▶ **WHAT THE EXERCISE ASKS**: Write out each line that follows exactly as it stands, without the pictures.

▶ **GIVEN DATA**:
####
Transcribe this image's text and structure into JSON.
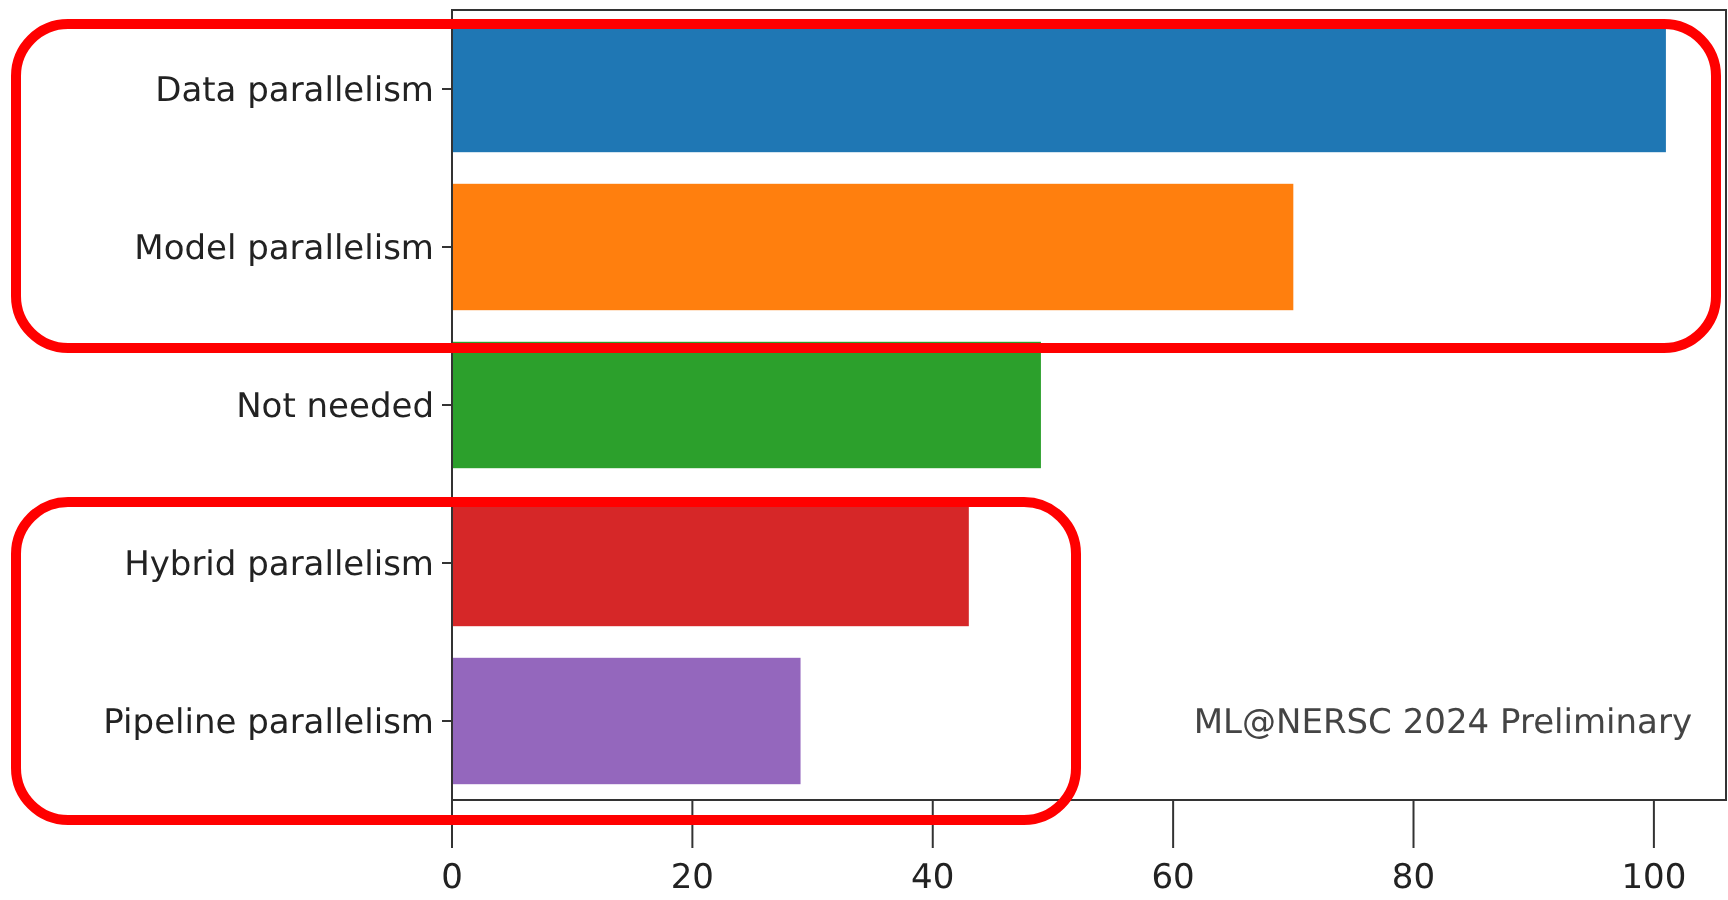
{
  "chart_data": {
    "type": "bar",
    "orientation": "horizontal",
    "categories": [
      "Data parallelism",
      "Model parallelism",
      "Not needed",
      "Hybrid parallelism",
      "Pipeline parallelism"
    ],
    "values": [
      101,
      70,
      49,
      43,
      29
    ],
    "colors": [
      "#1f77b4",
      "#ff7f0e",
      "#2ca02c",
      "#d62728",
      "#9467bd"
    ],
    "xlim": [
      0,
      106
    ],
    "xticks": [
      0,
      20,
      40,
      60,
      80,
      100
    ],
    "annotations": [
      "ML@NERSC 2024 Preliminary"
    ]
  }
}
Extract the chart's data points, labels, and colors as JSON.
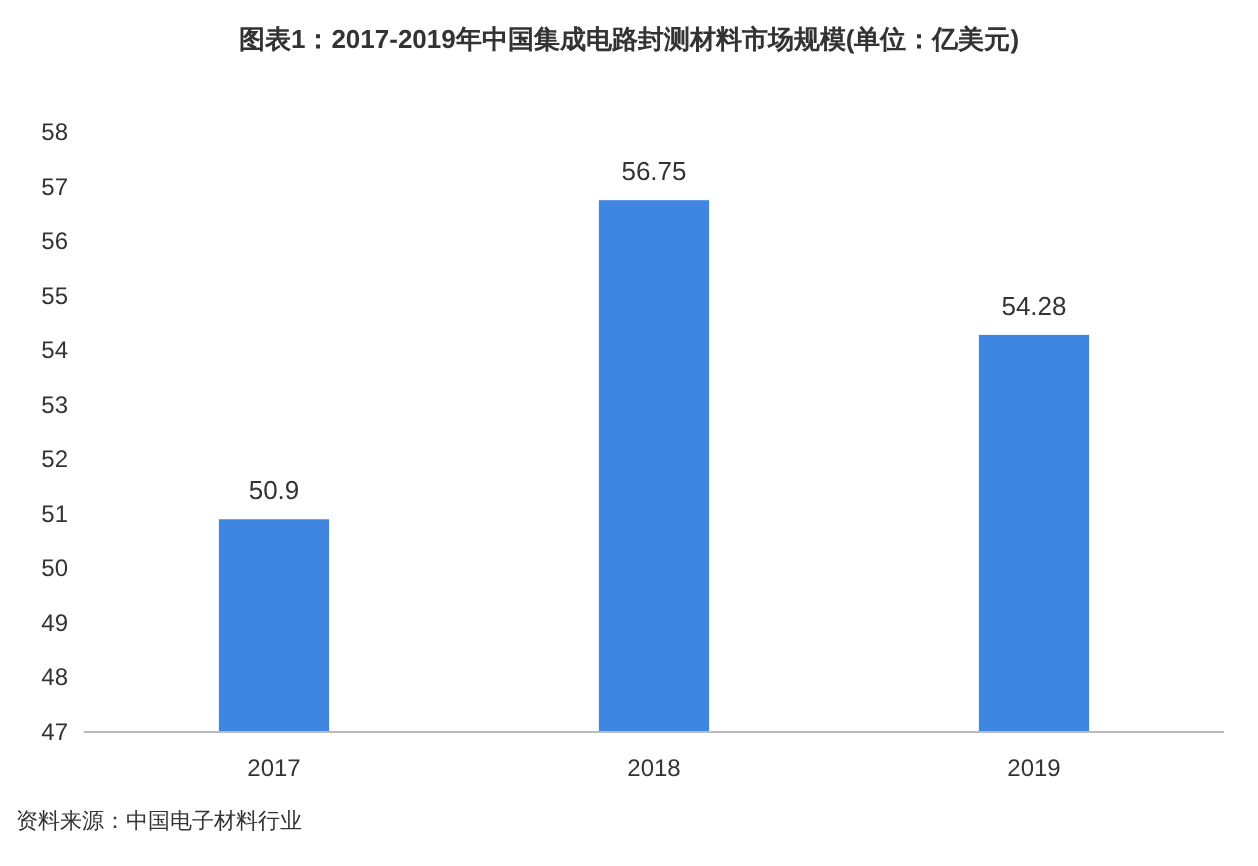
{
  "chart_data": {
    "type": "bar",
    "title": "图表1：2017-2019年中国集成电路封测材料市场规模(单位：亿美元)",
    "categories": [
      "2017",
      "2018",
      "2019"
    ],
    "values": [
      50.9,
      56.75,
      54.28
    ],
    "color": "#3f86e2",
    "ylim": [
      47,
      58
    ],
    "yticks": [
      47,
      48,
      49,
      50,
      51,
      52,
      53,
      54,
      55,
      56,
      57,
      58
    ],
    "data_labels": true,
    "annotations": [
      "资料来源：中国电子材料行业"
    ]
  }
}
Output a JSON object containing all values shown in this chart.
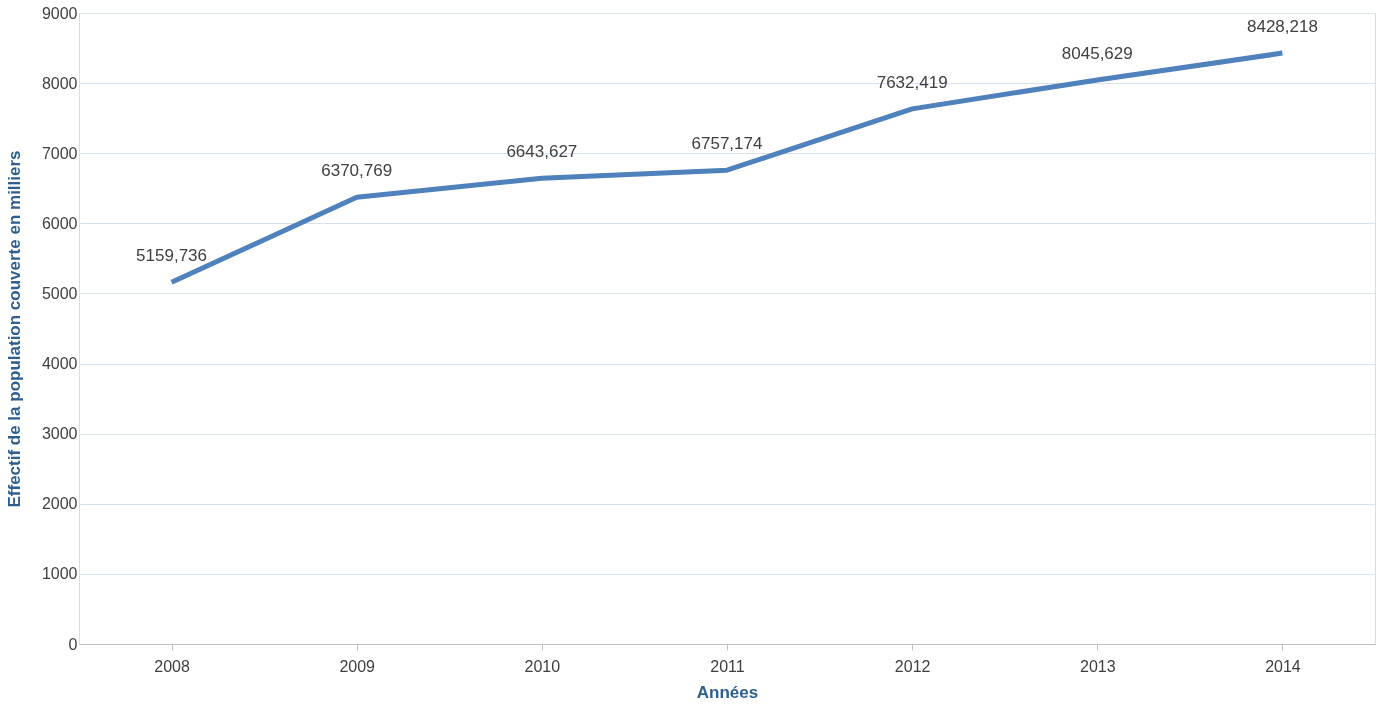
####
▶ **THE REPLY**:
Transcribe this image's text and structure into JSON.
{
  "chart_data": {
    "type": "bar",
    "orientation": "horizontal",
    "categories": [
      "Data parallelism",
      "Model parallelism",
      "Not needed",
      "Hybrid parallelism",
      "Pipeline parallelism"
    ],
    "values": [
      101,
      70,
      49,
      43,
      29
    ],
    "colors": [
      "#1f77b4",
      "#ff7f0e",
      "#2ca02c",
      "#d62728",
      "#9467bd"
    ],
    "xlim": [
      0,
      106
    ],
    "xticks": [
      0,
      20,
      40,
      60,
      80,
      100
    ],
    "annotations": [
      "ML@NERSC 2024 Preliminary"
    ]
  }
}
Extract the chart's data points, labels, and colors as JSON.
{
  "chart_data": {
    "type": "bar",
    "title": "图表1：2017-2019年中国集成电路封测材料市场规模(单位：亿美元)",
    "categories": [
      "2017",
      "2018",
      "2019"
    ],
    "values": [
      50.9,
      56.75,
      54.28
    ],
    "color": "#3f86e2",
    "ylim": [
      47,
      58
    ],
    "yticks": [
      47,
      48,
      49,
      50,
      51,
      52,
      53,
      54,
      55,
      56,
      57,
      58
    ],
    "data_labels": true,
    "annotations": [
      "资料来源：中国电子材料行业"
    ]
  }
}
Output a JSON object containing all values shown in this chart.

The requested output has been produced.